WHAT THE TASK REQUIRES: Copy each line exactly.

SUPPLIED DATA:
— Begin —

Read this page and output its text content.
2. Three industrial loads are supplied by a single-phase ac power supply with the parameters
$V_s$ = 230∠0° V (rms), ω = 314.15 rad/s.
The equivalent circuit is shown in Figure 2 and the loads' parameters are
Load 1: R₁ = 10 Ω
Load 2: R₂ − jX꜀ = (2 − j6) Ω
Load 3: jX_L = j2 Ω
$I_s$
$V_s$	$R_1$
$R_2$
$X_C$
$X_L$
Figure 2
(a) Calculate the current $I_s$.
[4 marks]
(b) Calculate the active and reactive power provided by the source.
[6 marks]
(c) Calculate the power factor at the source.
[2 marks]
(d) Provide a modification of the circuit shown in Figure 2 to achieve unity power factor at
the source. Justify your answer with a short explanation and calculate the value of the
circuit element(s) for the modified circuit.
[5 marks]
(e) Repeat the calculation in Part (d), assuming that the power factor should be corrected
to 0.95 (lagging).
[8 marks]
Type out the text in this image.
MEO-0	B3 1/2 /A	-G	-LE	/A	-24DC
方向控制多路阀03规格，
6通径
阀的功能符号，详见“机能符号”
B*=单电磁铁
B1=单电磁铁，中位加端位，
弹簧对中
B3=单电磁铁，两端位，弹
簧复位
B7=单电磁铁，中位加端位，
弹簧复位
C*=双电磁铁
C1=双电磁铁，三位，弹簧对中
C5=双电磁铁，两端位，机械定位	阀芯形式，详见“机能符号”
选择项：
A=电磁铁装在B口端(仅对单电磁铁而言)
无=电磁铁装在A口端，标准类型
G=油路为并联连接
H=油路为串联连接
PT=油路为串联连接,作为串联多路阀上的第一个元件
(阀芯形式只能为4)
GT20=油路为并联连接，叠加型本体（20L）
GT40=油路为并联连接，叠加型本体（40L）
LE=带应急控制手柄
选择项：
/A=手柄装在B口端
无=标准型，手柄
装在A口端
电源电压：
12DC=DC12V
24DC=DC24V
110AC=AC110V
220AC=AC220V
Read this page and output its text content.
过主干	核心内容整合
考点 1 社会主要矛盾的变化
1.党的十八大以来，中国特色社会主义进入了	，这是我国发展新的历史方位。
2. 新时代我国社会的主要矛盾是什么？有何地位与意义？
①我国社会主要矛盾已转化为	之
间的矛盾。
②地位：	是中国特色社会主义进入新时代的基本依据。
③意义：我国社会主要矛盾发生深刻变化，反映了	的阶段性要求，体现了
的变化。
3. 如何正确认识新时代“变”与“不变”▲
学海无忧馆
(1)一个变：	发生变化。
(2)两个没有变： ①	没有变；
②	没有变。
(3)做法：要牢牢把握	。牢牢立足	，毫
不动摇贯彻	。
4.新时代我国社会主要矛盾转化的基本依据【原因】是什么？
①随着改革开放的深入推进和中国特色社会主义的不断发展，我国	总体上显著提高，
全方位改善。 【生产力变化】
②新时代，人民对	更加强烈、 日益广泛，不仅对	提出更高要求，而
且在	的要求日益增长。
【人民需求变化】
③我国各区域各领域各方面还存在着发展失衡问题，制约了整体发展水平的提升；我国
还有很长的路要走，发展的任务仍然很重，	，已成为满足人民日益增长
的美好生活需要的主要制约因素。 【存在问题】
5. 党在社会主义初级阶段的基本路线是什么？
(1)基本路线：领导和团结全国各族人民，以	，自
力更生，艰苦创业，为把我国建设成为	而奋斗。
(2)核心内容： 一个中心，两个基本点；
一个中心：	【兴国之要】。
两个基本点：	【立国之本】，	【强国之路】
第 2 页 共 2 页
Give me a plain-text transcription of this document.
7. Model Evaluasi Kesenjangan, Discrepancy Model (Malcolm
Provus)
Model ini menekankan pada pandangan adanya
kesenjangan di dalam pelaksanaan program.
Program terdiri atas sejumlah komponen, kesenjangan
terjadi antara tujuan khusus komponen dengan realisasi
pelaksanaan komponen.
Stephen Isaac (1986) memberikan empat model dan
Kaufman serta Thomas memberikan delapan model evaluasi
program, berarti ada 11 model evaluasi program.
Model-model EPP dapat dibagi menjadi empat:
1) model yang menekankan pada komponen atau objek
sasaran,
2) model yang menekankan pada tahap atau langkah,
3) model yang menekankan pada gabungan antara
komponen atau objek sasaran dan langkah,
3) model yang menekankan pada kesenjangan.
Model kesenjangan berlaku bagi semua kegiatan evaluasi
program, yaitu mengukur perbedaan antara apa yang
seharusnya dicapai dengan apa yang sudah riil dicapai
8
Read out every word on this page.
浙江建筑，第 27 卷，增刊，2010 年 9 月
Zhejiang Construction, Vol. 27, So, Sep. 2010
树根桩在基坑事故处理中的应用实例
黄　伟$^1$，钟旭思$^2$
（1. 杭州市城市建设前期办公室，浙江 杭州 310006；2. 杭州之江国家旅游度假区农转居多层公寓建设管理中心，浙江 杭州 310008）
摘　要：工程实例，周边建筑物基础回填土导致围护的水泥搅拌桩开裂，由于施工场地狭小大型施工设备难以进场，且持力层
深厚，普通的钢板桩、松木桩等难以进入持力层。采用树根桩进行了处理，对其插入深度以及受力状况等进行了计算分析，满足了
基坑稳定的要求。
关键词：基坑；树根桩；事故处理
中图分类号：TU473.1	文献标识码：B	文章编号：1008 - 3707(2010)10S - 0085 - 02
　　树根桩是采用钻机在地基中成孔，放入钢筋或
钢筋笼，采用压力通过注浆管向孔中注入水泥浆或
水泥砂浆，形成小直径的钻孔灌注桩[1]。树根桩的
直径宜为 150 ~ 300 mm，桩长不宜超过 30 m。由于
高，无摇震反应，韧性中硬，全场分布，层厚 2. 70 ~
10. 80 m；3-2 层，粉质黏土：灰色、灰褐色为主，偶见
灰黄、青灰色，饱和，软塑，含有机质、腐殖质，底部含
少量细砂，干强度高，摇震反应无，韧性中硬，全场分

— End —

SOLUTION BELOW:
Read this page and output its text content.
2. Three industrial loads are supplied by a single-phase ac power supply with the parameters
$V_s$ = 230∠0° V (rms), ω = 314.15 rad/s.
The equivalent circuit is shown in Figure 2 and the loads' parameters are
Load 1: R₁ = 10 Ω
Load 2: R₂ − jX꜀ = (2 − j6) Ω
Load 3: jX_L = j2 Ω
$I_s$
$V_s$	$R_1$
$R_2$
$X_C$
$X_L$
Figure 2
(a) Calculate the current $I_s$.
[4 marks]
(b) Calculate the active and reactive power provided by the source.
[6 marks]
(c) Calculate the power factor at the source.
[2 marks]
(d) Provide a modification of the circuit shown in Figure 2 to achieve unity power factor at
the source. Justify your answer with a short explanation and calculate the value of the
circuit element(s) for the modified circuit.
[5 marks]
(e) Repeat the calculation in Part (d), assuming that the power factor should be corrected
to 0.95 (lagging).
[8 marks]
Type out the text in this image.
MEO-0	B3 1/2 /A	-G	-LE	/A	-24DC
方向控制多路阀03规格，
6通径
阀的功能符号，详见“机能符号”
B*=单电磁铁
B1=单电磁铁，中位加端位，
弹簧对中
B3=单电磁铁，两端位，弹
簧复位
B7=单电磁铁，中位加端位，
弹簧复位
C*=双电磁铁
C1=双电磁铁，三位，弹簧对中
C5=双电磁铁，两端位，机械定位	阀芯形式，详见“机能符号”
选择项：
A=电磁铁装在B口端(仅对单电磁铁而言)
无=电磁铁装在A口端，标准类型
G=油路为并联连接
H=油路为串联连接
PT=油路为串联连接,作为串联多路阀上的第一个元件
(阀芯形式只能为4)
GT20=油路为并联连接，叠加型本体（20L）
GT40=油路为并联连接，叠加型本体（40L）
LE=带应急控制手柄
选择项：
/A=手柄装在B口端
无=标准型，手柄
装在A口端
电源电压：
12DC=DC12V
24DC=DC24V
110AC=AC110V
220AC=AC220V
Read this page and output its text content.
过主干	核心内容整合
考点 1 社会主要矛盾的变化
1.党的十八大以来，中国特色社会主义进入了	，这是我国发展新的历史方位。
2. 新时代我国社会的主要矛盾是什么？有何地位与意义？
①我国社会主要矛盾已转化为	之
间的矛盾。
②地位：	是中国特色社会主义进入新时代的基本依据。
③意义：我国社会主要矛盾发生深刻变化，反映了	的阶段性要求，体现了
的变化。
3. 如何正确认识新时代“变”与“不变”▲
学海无忧馆
(1)一个变：	发生变化。
(2)两个没有变： ①	没有变；
②	没有变。
(3)做法：要牢牢把握	。牢牢立足	，毫
不动摇贯彻	。
4.新时代我国社会主要矛盾转化的基本依据【原因】是什么？
①随着改革开放的深入推进和中国特色社会主义的不断发展，我国	总体上显著提高，
全方位改善。 【生产力变化】
②新时代，人民对	更加强烈、 日益广泛，不仅对	提出更高要求，而
且在	的要求日益增长。
【人民需求变化】
③我国各区域各领域各方面还存在着发展失衡问题，制约了整体发展水平的提升；我国
还有很长的路要走，发展的任务仍然很重，	，已成为满足人民日益增长
的美好生活需要的主要制约因素。 【存在问题】
5. 党在社会主义初级阶段的基本路线是什么？
(1)基本路线：领导和团结全国各族人民，以	，自
力更生，艰苦创业，为把我国建设成为	而奋斗。
(2)核心内容： 一个中心，两个基本点；
一个中心：	【兴国之要】。
两个基本点：	【立国之本】，	【强国之路】
第 2 页 共 2 页
Give me a plain-text transcription of this document.
7. Model Evaluasi Kesenjangan, Discrepancy Model (Malcolm
Provus)
Model ini menekankan pada pandangan adanya
kesenjangan di dalam pelaksanaan program.
Program terdiri atas sejumlah komponen, kesenjangan
terjadi antara tujuan khusus komponen dengan realisasi
pelaksanaan komponen.
Stephen Isaac (1986) memberikan empat model dan
Kaufman serta Thomas memberikan delapan model evaluasi
program, berarti ada 11 model evaluasi program.
Model-model EPP dapat dibagi menjadi empat:
1) model yang menekankan pada komponen atau objek
sasaran,
2) model yang menekankan pada tahap atau langkah,
3) model yang menekankan pada gabungan antara
komponen atau objek sasaran dan langkah,
3) model yang menekankan pada kesenjangan.
Model kesenjangan berlaku bagi semua kegiatan evaluasi
program, yaitu mengukur perbedaan antara apa yang
seharusnya dicapai dengan apa yang sudah riil dicapai
8
Read out every word on this page.
浙江建筑，第 27 卷，增刊，2010 年 9 月
Zhejiang Construction, Vol. 27, So, Sep. 2010
树根桩在基坑事故处理中的应用实例
黄　伟$^1$，钟旭思$^2$
（1. 杭州市城市建设前期办公室，浙江 杭州 310006；2. 杭州之江国家旅游度假区农转居多层公寓建设管理中心，浙江 杭州 310008）
摘　要：工程实例，周边建筑物基础回填土导致围护的水泥搅拌桩开裂，由于施工场地狭小大型施工设备难以进场，且持力层
深厚，普通的钢板桩、松木桩等难以进入持力层。采用树根桩进行了处理，对其插入深度以及受力状况等进行了计算分析，满足了
基坑稳定的要求。
关键词：基坑；树根桩；事故处理
中图分类号：TU473.1	文献标识码：B	文章编号：1008 - 3707(2010)10S - 0085 - 02
　　树根桩是采用钻机在地基中成孔，放入钢筋或
钢筋笼，采用压力通过注浆管向孔中注入水泥浆或
水泥砂浆，形成小直径的钻孔灌注桩[1]。树根桩的
直径宜为 150 ~ 300 mm，桩长不宜超过 30 m。由于
高，无摇震反应，韧性中硬，全场分布，层厚 2. 70 ~
10. 80 m；3-2 层，粉质黏土：灰色、灰褐色为主，偶见
灰黄、青灰色，饱和，软塑，含有机质、腐殖质，底部含
少量细砂，干强度高，摇震反应无，韧性中硬，全场分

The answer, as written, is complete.